# What this task involves
Check each line of the material below, and copy it if it holds the string "JSON".

— start Excerpted data —

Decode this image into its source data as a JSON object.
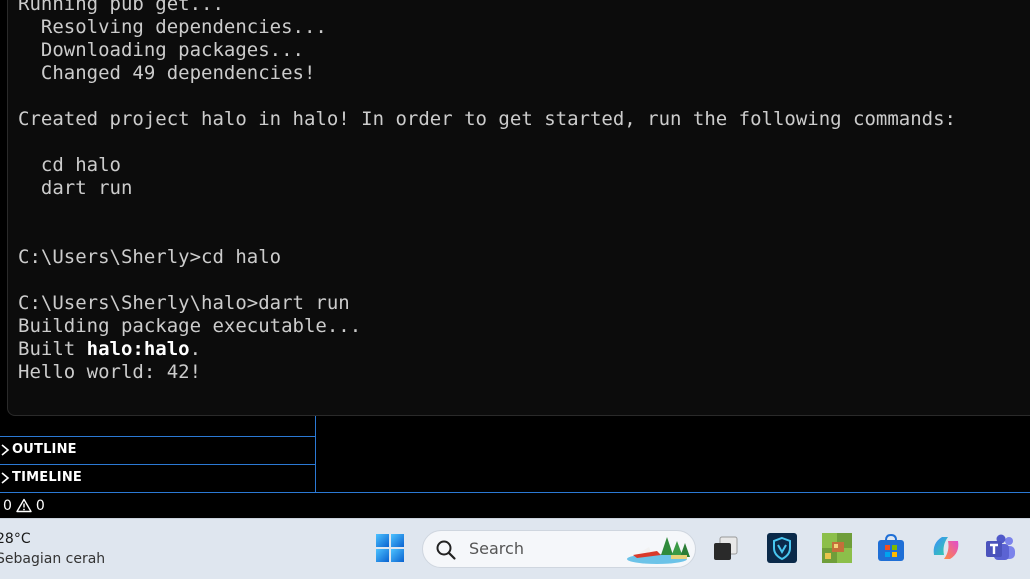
{
  "terminal": {
    "lines": [
      "Running pub get...",
      "  Resolving dependencies...",
      "  Downloading packages...",
      "  Changed 49 dependencies!",
      "",
      "Created project halo in halo! In order to get started, run the following commands:",
      "",
      "  cd halo",
      "  dart run",
      "",
      "",
      "C:\\Users\\Sherly>cd halo",
      "",
      "C:\\Users\\Sherly\\halo>dart run",
      "Building package executable...",
      "Built ",
      "Hello world: 42!"
    ],
    "built_prefix": "Built ",
    "built_target": "halo:halo",
    "built_suffix": "."
  },
  "sidebar": {
    "sections": [
      {
        "label": "OUTLINE"
      },
      {
        "label": "TIMELINE"
      }
    ]
  },
  "status_bar": {
    "errors": "0",
    "warnings": "0"
  },
  "taskbar": {
    "weather": {
      "temperature": "28°C",
      "condition": "Sebagian cerah"
    },
    "search_placeholder": "Search",
    "icons": [
      "windows-start-icon",
      "task-view-icon",
      "app-shield-icon",
      "game-app-icon",
      "microsoft-store-icon",
      "copilot-icon",
      "teams-icon"
    ]
  },
  "colors": {
    "terminal_bg": "#0c0c0c",
    "terminal_text": "#cccccc",
    "accent_border": "#2b79d4",
    "taskbar_bg": "#dfe6ef"
  }
}
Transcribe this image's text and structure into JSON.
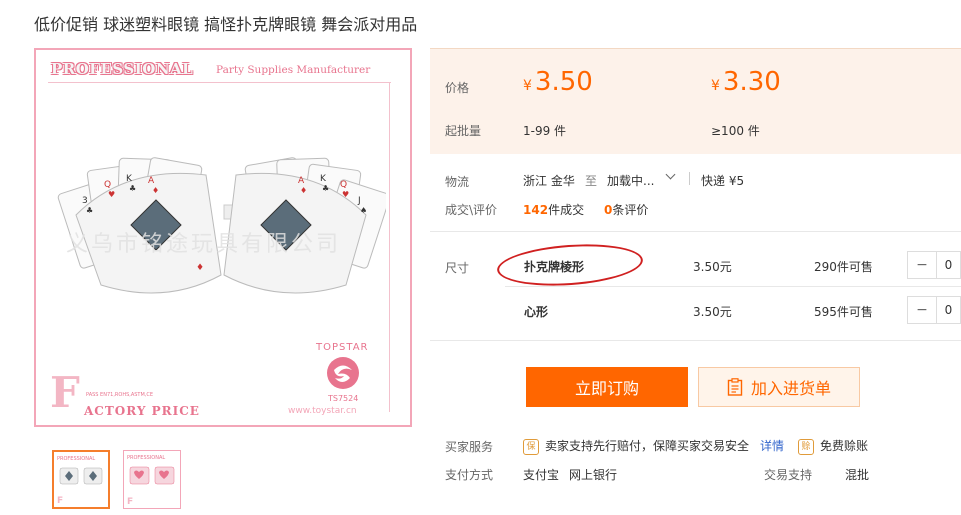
{
  "title": "低价促销 球迷塑料眼镜 搞怪扑克牌眼镜 舞会派对用品",
  "product_image": {
    "header_brand": "PROFESSIONAL",
    "header_sub": "Party Supplies Manufacturer",
    "watermark": "义乌市铭途玩具有限公司",
    "big_letter": "F",
    "footer": "ACTORY PRICE",
    "pass_text": "PASS EN71,ROHS,ASTM,CE",
    "logo_text": "TOPSTAR",
    "model": "TS7524",
    "url": "www.toystar.cn"
  },
  "price": {
    "label": "价格",
    "currency": "¥",
    "tier1_price": "3.50",
    "tier2_price": "3.30",
    "moq_label": "起批量",
    "tier1_range": "1-99 件",
    "tier2_range": "≥100 件"
  },
  "logistics": {
    "label": "物流",
    "from": "浙江 金华",
    "to_word": "至",
    "dest": "加载中...",
    "express": "快递 ¥5"
  },
  "deals": {
    "label": "成交\\评价",
    "count": "142",
    "count_suffix": "件成交",
    "reviews": "0",
    "reviews_suffix": "条评价"
  },
  "sizes": {
    "label": "尺寸",
    "items": [
      {
        "name": "扑克牌棱形",
        "price": "3.50元",
        "stock": "290件可售",
        "qty": "0"
      },
      {
        "name": "心形",
        "price": "3.50元",
        "stock": "595件可售",
        "qty": "0"
      }
    ]
  },
  "buttons": {
    "order": "立即订购",
    "cart": "加入进货单"
  },
  "service": {
    "label": "买家服务",
    "guarantee": "卖家支持先行赔付，保障买家交易安全",
    "detail_link": "详情",
    "free_icon": "赊",
    "free": "免费赊账",
    "guarantee_icon": "保"
  },
  "payment": {
    "label": "支付方式",
    "methods": [
      "支付宝",
      "网上银行"
    ],
    "trade_label": "交易支持",
    "trade_value": "混批"
  },
  "colors": {
    "accent": "#ff6600",
    "price_bg": "#fdf2ea",
    "link": "#3366cc",
    "pink": "#e8748e"
  }
}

— end Excerpted data —

# Answer to this task
Decode this image into its source data as a JSON object.
Transcribe this image's text and structure into JSON.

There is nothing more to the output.